Records from a collection of figures

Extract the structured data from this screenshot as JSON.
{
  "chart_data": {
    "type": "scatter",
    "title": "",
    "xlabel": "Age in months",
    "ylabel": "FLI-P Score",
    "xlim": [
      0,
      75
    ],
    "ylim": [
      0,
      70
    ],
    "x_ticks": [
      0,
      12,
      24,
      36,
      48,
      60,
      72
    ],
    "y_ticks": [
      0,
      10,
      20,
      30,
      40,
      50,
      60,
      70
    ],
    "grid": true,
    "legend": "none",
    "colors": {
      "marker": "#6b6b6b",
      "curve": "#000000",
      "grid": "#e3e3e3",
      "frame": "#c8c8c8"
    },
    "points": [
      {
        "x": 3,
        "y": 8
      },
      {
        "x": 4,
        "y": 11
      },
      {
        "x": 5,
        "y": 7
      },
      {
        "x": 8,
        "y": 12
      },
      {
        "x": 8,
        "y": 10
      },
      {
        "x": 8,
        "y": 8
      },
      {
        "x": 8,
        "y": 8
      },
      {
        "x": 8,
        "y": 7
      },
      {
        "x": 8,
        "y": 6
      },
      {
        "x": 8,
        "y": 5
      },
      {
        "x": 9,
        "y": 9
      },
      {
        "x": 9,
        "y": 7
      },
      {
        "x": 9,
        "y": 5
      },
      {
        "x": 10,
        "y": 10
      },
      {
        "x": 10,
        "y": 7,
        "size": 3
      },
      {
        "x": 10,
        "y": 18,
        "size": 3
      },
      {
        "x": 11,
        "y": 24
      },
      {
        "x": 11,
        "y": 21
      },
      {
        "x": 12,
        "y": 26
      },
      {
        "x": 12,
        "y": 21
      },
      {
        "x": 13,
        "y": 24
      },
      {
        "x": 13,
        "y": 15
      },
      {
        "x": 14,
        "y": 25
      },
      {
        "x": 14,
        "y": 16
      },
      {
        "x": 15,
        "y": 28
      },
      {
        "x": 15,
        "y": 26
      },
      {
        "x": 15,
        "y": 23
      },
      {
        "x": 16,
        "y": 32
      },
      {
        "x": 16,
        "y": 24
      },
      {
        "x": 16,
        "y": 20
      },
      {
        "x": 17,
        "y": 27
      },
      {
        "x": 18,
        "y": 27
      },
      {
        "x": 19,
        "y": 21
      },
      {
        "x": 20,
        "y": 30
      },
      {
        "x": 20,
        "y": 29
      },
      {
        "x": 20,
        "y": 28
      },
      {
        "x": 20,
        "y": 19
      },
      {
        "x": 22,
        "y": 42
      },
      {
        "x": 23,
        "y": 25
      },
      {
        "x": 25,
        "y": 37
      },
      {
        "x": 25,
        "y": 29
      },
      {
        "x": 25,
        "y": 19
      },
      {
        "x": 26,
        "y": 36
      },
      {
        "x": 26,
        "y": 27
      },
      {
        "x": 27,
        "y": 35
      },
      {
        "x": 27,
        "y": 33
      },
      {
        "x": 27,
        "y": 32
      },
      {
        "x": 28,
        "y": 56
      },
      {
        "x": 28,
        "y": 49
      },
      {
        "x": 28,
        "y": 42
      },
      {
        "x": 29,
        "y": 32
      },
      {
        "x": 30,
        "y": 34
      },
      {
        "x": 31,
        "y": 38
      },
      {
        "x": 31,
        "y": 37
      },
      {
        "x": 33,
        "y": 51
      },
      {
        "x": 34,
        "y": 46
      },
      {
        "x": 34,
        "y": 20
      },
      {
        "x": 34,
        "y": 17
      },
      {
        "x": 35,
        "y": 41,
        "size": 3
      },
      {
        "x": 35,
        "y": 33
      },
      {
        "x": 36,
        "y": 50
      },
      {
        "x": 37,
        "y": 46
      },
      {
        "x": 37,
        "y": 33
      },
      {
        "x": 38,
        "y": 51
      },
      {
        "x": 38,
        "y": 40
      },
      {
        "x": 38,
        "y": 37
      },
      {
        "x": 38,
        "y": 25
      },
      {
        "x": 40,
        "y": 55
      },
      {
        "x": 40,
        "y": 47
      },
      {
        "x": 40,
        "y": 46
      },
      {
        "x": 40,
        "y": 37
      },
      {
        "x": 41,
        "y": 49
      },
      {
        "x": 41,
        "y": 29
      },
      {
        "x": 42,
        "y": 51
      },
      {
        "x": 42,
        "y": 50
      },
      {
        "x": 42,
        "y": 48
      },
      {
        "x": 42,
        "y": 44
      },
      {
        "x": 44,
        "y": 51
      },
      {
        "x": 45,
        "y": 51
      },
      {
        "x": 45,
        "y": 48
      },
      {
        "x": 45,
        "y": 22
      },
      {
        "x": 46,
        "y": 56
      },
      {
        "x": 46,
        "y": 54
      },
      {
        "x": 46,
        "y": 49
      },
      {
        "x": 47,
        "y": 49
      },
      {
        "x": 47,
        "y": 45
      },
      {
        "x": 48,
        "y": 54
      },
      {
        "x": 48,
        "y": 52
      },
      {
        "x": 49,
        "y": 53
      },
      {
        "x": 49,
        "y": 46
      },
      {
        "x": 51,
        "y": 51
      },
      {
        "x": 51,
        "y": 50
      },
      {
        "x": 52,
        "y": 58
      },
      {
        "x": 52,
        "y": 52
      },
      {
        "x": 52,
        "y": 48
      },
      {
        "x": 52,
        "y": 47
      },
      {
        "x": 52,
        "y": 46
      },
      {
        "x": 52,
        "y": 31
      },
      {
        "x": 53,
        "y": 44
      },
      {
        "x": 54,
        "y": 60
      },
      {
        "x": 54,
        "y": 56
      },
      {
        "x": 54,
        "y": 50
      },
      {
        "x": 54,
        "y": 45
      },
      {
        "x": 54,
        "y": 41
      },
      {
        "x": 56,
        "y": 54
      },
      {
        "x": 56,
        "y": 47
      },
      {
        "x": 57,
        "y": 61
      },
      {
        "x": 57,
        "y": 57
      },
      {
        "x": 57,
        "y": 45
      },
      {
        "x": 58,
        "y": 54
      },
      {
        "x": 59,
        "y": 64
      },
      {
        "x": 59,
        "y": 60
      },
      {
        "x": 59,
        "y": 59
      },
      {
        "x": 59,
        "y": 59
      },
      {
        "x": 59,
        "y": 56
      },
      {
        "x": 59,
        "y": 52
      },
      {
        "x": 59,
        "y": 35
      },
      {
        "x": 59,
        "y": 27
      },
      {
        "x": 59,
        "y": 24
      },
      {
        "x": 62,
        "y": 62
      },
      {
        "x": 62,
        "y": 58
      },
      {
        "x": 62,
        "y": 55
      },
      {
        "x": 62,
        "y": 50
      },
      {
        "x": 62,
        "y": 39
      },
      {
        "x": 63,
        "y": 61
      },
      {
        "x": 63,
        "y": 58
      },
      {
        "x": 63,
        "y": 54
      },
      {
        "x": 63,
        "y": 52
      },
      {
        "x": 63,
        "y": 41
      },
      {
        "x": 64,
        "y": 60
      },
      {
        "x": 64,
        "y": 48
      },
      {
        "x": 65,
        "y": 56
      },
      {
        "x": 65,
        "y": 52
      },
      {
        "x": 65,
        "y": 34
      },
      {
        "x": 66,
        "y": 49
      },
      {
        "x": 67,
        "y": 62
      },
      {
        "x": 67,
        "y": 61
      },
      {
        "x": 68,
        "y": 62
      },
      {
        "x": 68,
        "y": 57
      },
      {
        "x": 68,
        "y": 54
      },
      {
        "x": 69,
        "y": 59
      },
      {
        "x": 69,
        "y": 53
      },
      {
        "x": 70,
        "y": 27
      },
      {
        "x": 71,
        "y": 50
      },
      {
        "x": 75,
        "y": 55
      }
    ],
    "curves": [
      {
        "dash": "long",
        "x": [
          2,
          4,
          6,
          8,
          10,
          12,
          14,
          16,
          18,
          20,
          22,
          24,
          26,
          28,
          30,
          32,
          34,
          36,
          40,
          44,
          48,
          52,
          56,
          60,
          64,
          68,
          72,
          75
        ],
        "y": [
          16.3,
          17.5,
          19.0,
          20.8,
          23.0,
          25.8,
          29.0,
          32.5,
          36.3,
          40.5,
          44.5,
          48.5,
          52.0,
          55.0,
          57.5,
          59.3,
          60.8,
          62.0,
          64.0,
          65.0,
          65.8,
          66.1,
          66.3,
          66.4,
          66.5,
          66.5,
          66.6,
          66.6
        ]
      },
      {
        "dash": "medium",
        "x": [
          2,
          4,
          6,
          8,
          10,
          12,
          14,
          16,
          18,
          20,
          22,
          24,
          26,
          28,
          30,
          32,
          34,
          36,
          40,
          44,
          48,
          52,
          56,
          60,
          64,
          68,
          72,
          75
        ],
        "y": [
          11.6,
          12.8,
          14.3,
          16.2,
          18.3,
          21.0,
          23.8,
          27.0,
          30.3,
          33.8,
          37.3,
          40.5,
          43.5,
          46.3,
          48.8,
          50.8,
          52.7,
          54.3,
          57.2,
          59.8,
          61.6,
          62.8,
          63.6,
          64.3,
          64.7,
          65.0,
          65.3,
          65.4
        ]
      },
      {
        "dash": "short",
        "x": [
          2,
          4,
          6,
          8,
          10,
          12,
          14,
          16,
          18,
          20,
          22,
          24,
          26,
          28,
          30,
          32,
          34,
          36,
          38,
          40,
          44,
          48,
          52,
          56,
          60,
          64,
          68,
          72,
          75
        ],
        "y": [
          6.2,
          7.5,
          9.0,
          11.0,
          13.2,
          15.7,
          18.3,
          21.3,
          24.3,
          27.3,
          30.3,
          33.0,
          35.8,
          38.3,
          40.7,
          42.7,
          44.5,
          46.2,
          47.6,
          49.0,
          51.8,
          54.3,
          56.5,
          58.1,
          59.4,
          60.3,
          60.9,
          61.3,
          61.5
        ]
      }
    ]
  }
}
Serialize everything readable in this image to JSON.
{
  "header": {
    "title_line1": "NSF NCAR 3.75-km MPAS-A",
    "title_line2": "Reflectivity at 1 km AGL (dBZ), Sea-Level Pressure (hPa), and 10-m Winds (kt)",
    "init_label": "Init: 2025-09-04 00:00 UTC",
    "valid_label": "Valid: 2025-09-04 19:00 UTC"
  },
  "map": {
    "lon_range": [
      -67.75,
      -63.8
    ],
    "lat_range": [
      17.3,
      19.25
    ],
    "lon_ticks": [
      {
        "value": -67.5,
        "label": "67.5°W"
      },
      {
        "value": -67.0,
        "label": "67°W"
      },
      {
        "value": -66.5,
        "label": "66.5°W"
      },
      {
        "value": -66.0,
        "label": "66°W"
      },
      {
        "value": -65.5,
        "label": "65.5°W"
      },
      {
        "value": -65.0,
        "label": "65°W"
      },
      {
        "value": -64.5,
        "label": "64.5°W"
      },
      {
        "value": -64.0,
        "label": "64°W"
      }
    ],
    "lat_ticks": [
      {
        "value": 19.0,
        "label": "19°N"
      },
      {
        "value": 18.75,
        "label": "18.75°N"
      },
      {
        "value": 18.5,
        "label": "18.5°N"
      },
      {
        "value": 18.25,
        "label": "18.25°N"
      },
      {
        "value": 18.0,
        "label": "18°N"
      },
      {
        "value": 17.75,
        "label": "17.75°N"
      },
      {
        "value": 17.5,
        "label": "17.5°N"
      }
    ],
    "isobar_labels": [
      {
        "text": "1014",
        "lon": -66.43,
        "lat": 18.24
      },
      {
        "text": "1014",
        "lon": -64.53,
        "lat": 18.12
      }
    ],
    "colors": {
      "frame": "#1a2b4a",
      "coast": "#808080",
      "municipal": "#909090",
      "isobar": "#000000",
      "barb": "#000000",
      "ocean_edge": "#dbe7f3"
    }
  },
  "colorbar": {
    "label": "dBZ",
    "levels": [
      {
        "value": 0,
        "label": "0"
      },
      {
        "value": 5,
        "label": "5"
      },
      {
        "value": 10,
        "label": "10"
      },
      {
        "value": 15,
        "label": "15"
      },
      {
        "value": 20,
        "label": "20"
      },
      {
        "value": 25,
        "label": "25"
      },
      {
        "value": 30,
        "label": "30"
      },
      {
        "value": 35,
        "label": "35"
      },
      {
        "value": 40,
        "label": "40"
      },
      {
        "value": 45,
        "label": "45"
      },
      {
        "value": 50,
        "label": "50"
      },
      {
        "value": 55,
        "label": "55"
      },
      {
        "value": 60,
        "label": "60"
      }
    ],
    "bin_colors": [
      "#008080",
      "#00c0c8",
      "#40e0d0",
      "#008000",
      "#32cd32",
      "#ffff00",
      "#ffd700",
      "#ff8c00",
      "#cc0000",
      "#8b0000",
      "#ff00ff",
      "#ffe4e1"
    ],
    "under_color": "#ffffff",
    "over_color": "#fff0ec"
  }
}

* [Aim of the task]: Display every line of the listing that contains the string "JSON".

* [Output of the exercise]:
Extract the structured data from this screenshot as JSON.
Serialize everything readable in this image to JSON.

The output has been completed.